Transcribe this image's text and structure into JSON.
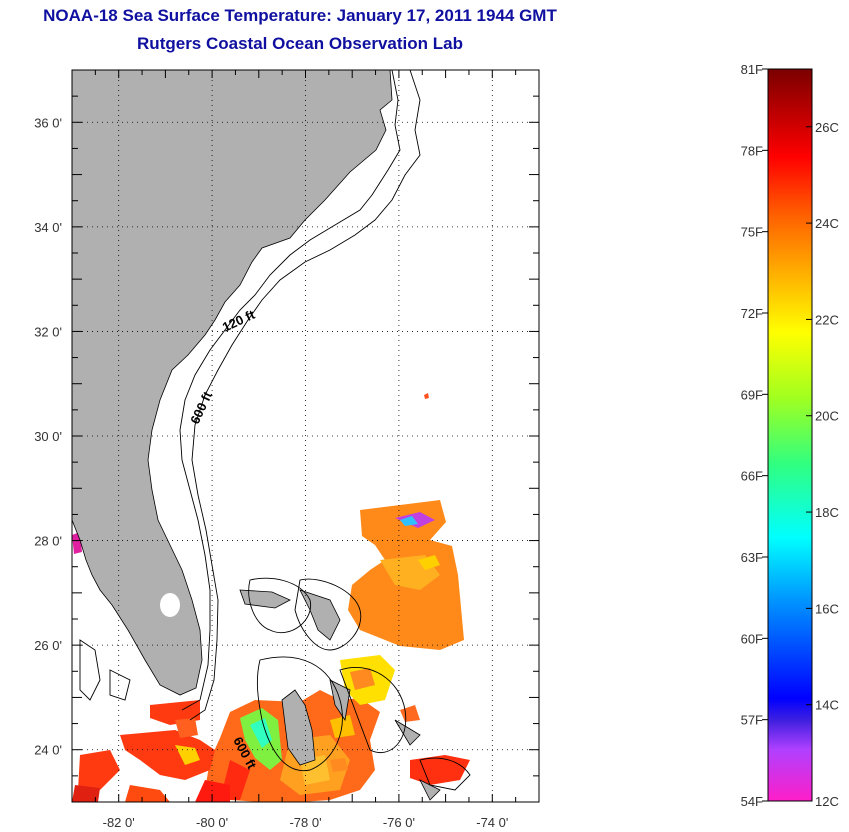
{
  "header": {
    "title": "NOAA-18 Sea Surface Temperature:  January 17, 2011 1944 GMT",
    "subtitle": "Rutgers Coastal Ocean Observation Lab"
  },
  "map": {
    "lon_range": [
      -83,
      -73
    ],
    "lat_range": [
      23,
      37
    ],
    "lon_ticks": [
      {
        "value": -82,
        "label": "-82 0'"
      },
      {
        "value": -80,
        "label": "-80 0'"
      },
      {
        "value": -78,
        "label": "-78 0'"
      },
      {
        "value": -76,
        "label": "-76 0'"
      },
      {
        "value": -74,
        "label": "-74 0'"
      }
    ],
    "lat_ticks": [
      {
        "value": 36,
        "label": "36 0'"
      },
      {
        "value": 34,
        "label": "34 0'"
      },
      {
        "value": 32,
        "label": "32 0'"
      },
      {
        "value": 30,
        "label": "30 0'"
      },
      {
        "value": 28,
        "label": "28 0'"
      },
      {
        "value": 26,
        "label": "26 0'"
      },
      {
        "value": 24,
        "label": "24 0'"
      }
    ],
    "contour_labels": [
      "120 ft",
      "600 ft",
      "600 ft"
    ],
    "colors": {
      "land": "#b0b0b0",
      "ocean": "#ffffff",
      "contour": "#000000",
      "grid": "#000000"
    }
  },
  "colorbar": {
    "fahrenheit_labels": [
      "81F",
      "78F",
      "75F",
      "72F",
      "69F",
      "66F",
      "63F",
      "60F",
      "57F",
      "54F"
    ],
    "celsius_labels": [
      "26C",
      "24C",
      "22C",
      "20C",
      "18C",
      "16C",
      "14C",
      "12C"
    ],
    "range_f": [
      54,
      81
    ],
    "range_c": [
      12,
      27.2
    ],
    "stops": [
      "#ff1ec8",
      "#8a2be2",
      "#0000ff",
      "#0080ff",
      "#00ffff",
      "#00ff80",
      "#80ff00",
      "#ffff00",
      "#ffb000",
      "#ff6000",
      "#ff0000",
      "#8b0000"
    ]
  }
}
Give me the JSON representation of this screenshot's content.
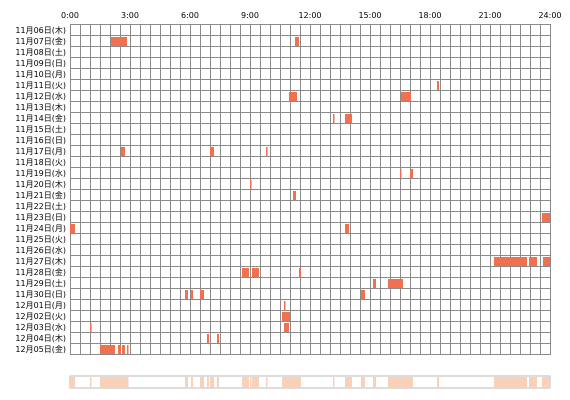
{
  "chart_data": {
    "type": "heatmap",
    "x_ticks": [
      "0:00",
      "3:00",
      "6:00",
      "9:00",
      "12:00",
      "15:00",
      "18:00",
      "21:00",
      "24:00"
    ],
    "x_range_hours": [
      0,
      24
    ],
    "grid": true,
    "colors": {
      "activity": "#f07050",
      "grid": "#8a8a8a",
      "summary_bar": "#f9d0b8"
    },
    "days": [
      {
        "label": "11月06日(木)",
        "intervals": []
      },
      {
        "label": "11月07日(金)",
        "intervals": [
          [
            2.05,
            2.85
          ],
          [
            11.25,
            11.45
          ]
        ]
      },
      {
        "label": "11月08日(土)",
        "intervals": []
      },
      {
        "label": "11月09日(日)",
        "intervals": []
      },
      {
        "label": "11月10日(月)",
        "intervals": []
      },
      {
        "label": "11月11日(火)",
        "intervals": [
          [
            18.35,
            18.45
          ]
        ]
      },
      {
        "label": "11月12日(水)",
        "intervals": [
          [
            10.95,
            11.35
          ],
          [
            16.55,
            17.05
          ]
        ]
      },
      {
        "label": "11月13日(木)",
        "intervals": []
      },
      {
        "label": "11月14日(金)",
        "intervals": [
          [
            13.15,
            13.2
          ],
          [
            13.75,
            14.1
          ]
        ]
      },
      {
        "label": "11月15日(土)",
        "intervals": []
      },
      {
        "label": "11月16日(日)",
        "intervals": []
      },
      {
        "label": "11月17日(月)",
        "intervals": [
          [
            2.55,
            2.75
          ],
          [
            7.0,
            7.2
          ],
          [
            9.8,
            9.85
          ]
        ]
      },
      {
        "label": "11月18日(火)",
        "intervals": []
      },
      {
        "label": "11月19日(水)",
        "intervals": [
          [
            16.5,
            16.55
          ],
          [
            17.0,
            17.15
          ]
        ]
      },
      {
        "label": "11月20日(木)",
        "intervals": [
          [
            9.0,
            9.05
          ]
        ]
      },
      {
        "label": "11月21日(金)",
        "intervals": [
          [
            11.15,
            11.3
          ]
        ]
      },
      {
        "label": "11月22日(土)",
        "intervals": []
      },
      {
        "label": "11月23日(日)",
        "intervals": [
          [
            23.6,
            24.0
          ]
        ]
      },
      {
        "label": "11月24日(月)",
        "intervals": [
          [
            0.0,
            0.25
          ],
          [
            13.75,
            13.95
          ]
        ]
      },
      {
        "label": "11月25日(火)",
        "intervals": []
      },
      {
        "label": "11月26日(水)",
        "intervals": []
      },
      {
        "label": "11月27日(木)",
        "intervals": [
          [
            21.2,
            22.85
          ],
          [
            22.95,
            23.35
          ],
          [
            23.65,
            24.0
          ]
        ]
      },
      {
        "label": "11月28日(金)",
        "intervals": [
          [
            8.6,
            8.95
          ],
          [
            9.1,
            9.45
          ],
          [
            11.45,
            11.55
          ]
        ]
      },
      {
        "label": "11月29日(土)",
        "intervals": [
          [
            15.15,
            15.3
          ],
          [
            15.9,
            16.65
          ]
        ]
      },
      {
        "label": "11月30日(日)",
        "intervals": [
          [
            5.75,
            5.9
          ],
          [
            6.05,
            6.15
          ],
          [
            6.5,
            6.7
          ],
          [
            14.55,
            14.75
          ]
        ]
      },
      {
        "label": "12月01日(月)",
        "intervals": [
          [
            10.7,
            10.75
          ]
        ]
      },
      {
        "label": "12月02日(火)",
        "intervals": [
          [
            10.6,
            11.0
          ]
        ]
      },
      {
        "label": "12月03日(水)",
        "intervals": [
          [
            1.0,
            1.05
          ],
          [
            10.7,
            10.95
          ]
        ]
      },
      {
        "label": "12月04日(木)",
        "intervals": [
          [
            6.85,
            6.95
          ],
          [
            7.35,
            7.45
          ]
        ]
      },
      {
        "label": "12月05日(金)",
        "intervals": [
          [
            1.5,
            2.25
          ],
          [
            2.4,
            2.55
          ],
          [
            2.6,
            2.75
          ],
          [
            2.85,
            2.9
          ]
        ]
      }
    ]
  }
}
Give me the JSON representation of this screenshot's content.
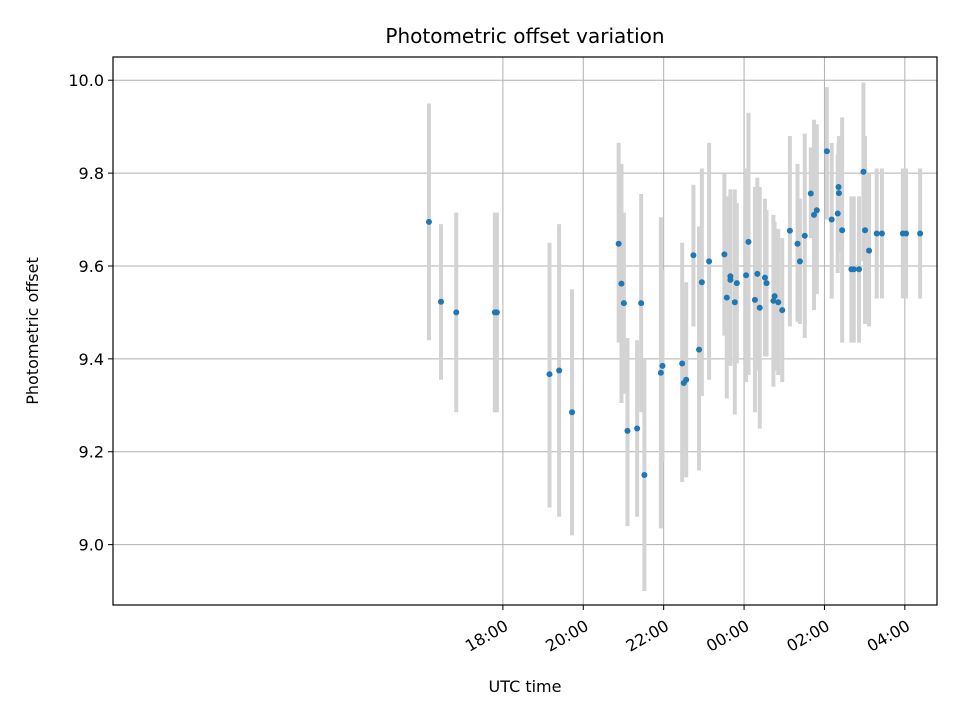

• • •

-- Directions for this task --
Write the listing above out again exactly, dropping each image.

-- Solved problem --
Transcribe this image's text and structure into JSON.
{
  "header": {
    "title": "NOAA-18 Sea Surface Temperature:  January 17, 2011 1944 GMT",
    "subtitle": "Rutgers Coastal Ocean Observation Lab"
  },
  "map": {
    "lon_range": [
      -83,
      -73
    ],
    "lat_range": [
      23,
      37
    ],
    "lon_ticks": [
      {
        "value": -82,
        "label": "-82 0'"
      },
      {
        "value": -80,
        "label": "-80 0'"
      },
      {
        "value": -78,
        "label": "-78 0'"
      },
      {
        "value": -76,
        "label": "-76 0'"
      },
      {
        "value": -74,
        "label": "-74 0'"
      }
    ],
    "lat_ticks": [
      {
        "value": 36,
        "label": "36 0'"
      },
      {
        "value": 34,
        "label": "34 0'"
      },
      {
        "value": 32,
        "label": "32 0'"
      },
      {
        "value": 30,
        "label": "30 0'"
      },
      {
        "value": 28,
        "label": "28 0'"
      },
      {
        "value": 26,
        "label": "26 0'"
      },
      {
        "value": 24,
        "label": "24 0'"
      }
    ],
    "contour_labels": [
      "120 ft",
      "600 ft",
      "600 ft"
    ],
    "colors": {
      "land": "#b0b0b0",
      "ocean": "#ffffff",
      "contour": "#000000",
      "grid": "#000000"
    }
  },
  "colorbar": {
    "fahrenheit_labels": [
      "81F",
      "78F",
      "75F",
      "72F",
      "69F",
      "66F",
      "63F",
      "60F",
      "57F",
      "54F"
    ],
    "celsius_labels": [
      "26C",
      "24C",
      "22C",
      "20C",
      "18C",
      "16C",
      "14C",
      "12C"
    ],
    "range_f": [
      54,
      81
    ],
    "range_c": [
      12,
      27.2
    ],
    "stops": [
      "#ff1ec8",
      "#8a2be2",
      "#0000ff",
      "#0080ff",
      "#00ffff",
      "#00ff80",
      "#80ff00",
      "#ffff00",
      "#ffb000",
      "#ff6000",
      "#ff0000",
      "#8b0000"
    ]
  }
}
Give me the JSON representation of this screenshot's content.
{
  "chart_data": {
    "type": "heatmap",
    "x_ticks": [
      "0:00",
      "3:00",
      "6:00",
      "9:00",
      "12:00",
      "15:00",
      "18:00",
      "21:00",
      "24:00"
    ],
    "x_range_hours": [
      0,
      24
    ],
    "grid": true,
    "colors": {
      "activity": "#f07050",
      "grid": "#8a8a8a",
      "summary_bar": "#f9d0b8"
    },
    "days": [
      {
        "label": "11月06日(木)",
        "intervals": []
      },
      {
        "label": "11月07日(金)",
        "intervals": [
          [
            2.05,
            2.85
          ],
          [
            11.25,
            11.45
          ]
        ]
      },
      {
        "label": "11月08日(土)",
        "intervals": []
      },
      {
        "label": "11月09日(日)",
        "intervals": []
      },
      {
        "label": "11月10日(月)",
        "intervals": []
      },
      {
        "label": "11月11日(火)",
        "intervals": [
          [
            18.35,
            18.45
          ]
        ]
      },
      {
        "label": "11月12日(水)",
        "intervals": [
          [
            10.95,
            11.35
          ],
          [
            16.55,
            17.05
          ]
        ]
      },
      {
        "label": "11月13日(木)",
        "intervals": []
      },
      {
        "label": "11月14日(金)",
        "intervals": [
          [
            13.15,
            13.2
          ],
          [
            13.75,
            14.1
          ]
        ]
      },
      {
        "label": "11月15日(土)",
        "intervals": []
      },
      {
        "label": "11月16日(日)",
        "intervals": []
      },
      {
        "label": "11月17日(月)",
        "intervals": [
          [
            2.55,
            2.75
          ],
          [
            7.0,
            7.2
          ],
          [
            9.8,
            9.85
          ]
        ]
      },
      {
        "label": "11月18日(火)",
        "intervals": []
      },
      {
        "label": "11月19日(水)",
        "intervals": [
          [
            16.5,
            16.55
          ],
          [
            17.0,
            17.15
          ]
        ]
      },
      {
        "label": "11月20日(木)",
        "intervals": [
          [
            9.0,
            9.05
          ]
        ]
      },
      {
        "label": "11月21日(金)",
        "intervals": [
          [
            11.15,
            11.3
          ]
        ]
      },
      {
        "label": "11月22日(土)",
        "intervals": []
      },
      {
        "label": "11月23日(日)",
        "intervals": [
          [
            23.6,
            24.0
          ]
        ]
      },
      {
        "label": "11月24日(月)",
        "intervals": [
          [
            0.0,
            0.25
          ],
          [
            13.75,
            13.95
          ]
        ]
      },
      {
        "label": "11月25日(火)",
        "intervals": []
      },
      {
        "label": "11月26日(水)",
        "intervals": []
      },
      {
        "label": "11月27日(木)",
        "intervals": [
          [
            21.2,
            22.85
          ],
          [
            22.95,
            23.35
          ],
          [
            23.65,
            24.0
          ]
        ]
      },
      {
        "label": "11月28日(金)",
        "intervals": [
          [
            8.6,
            8.95
          ],
          [
            9.1,
            9.45
          ],
          [
            11.45,
            11.55
          ]
        ]
      },
      {
        "label": "11月29日(土)",
        "intervals": [
          [
            15.15,
            15.3
          ],
          [
            15.9,
            16.65
          ]
        ]
      },
      {
        "label": "11月30日(日)",
        "intervals": [
          [
            5.75,
            5.9
          ],
          [
            6.05,
            6.15
          ],
          [
            6.5,
            6.7
          ],
          [
            14.55,
            14.75
          ]
        ]
      },
      {
        "label": "12月01日(月)",
        "intervals": [
          [
            10.7,
            10.75
          ]
        ]
      },
      {
        "label": "12月02日(火)",
        "intervals": [
          [
            10.6,
            11.0
          ]
        ]
      },
      {
        "label": "12月03日(水)",
        "intervals": [
          [
            1.0,
            1.05
          ],
          [
            10.7,
            10.95
          ]
        ]
      },
      {
        "label": "12月04日(木)",
        "intervals": [
          [
            6.85,
            6.95
          ],
          [
            7.35,
            7.45
          ]
        ]
      },
      {
        "label": "12月05日(金)",
        "intervals": [
          [
            1.5,
            2.25
          ],
          [
            2.4,
            2.55
          ],
          [
            2.6,
            2.75
          ],
          [
            2.85,
            2.9
          ]
        ]
      }
    ]
  }
}
Give me the JSON representation of this screenshot's content.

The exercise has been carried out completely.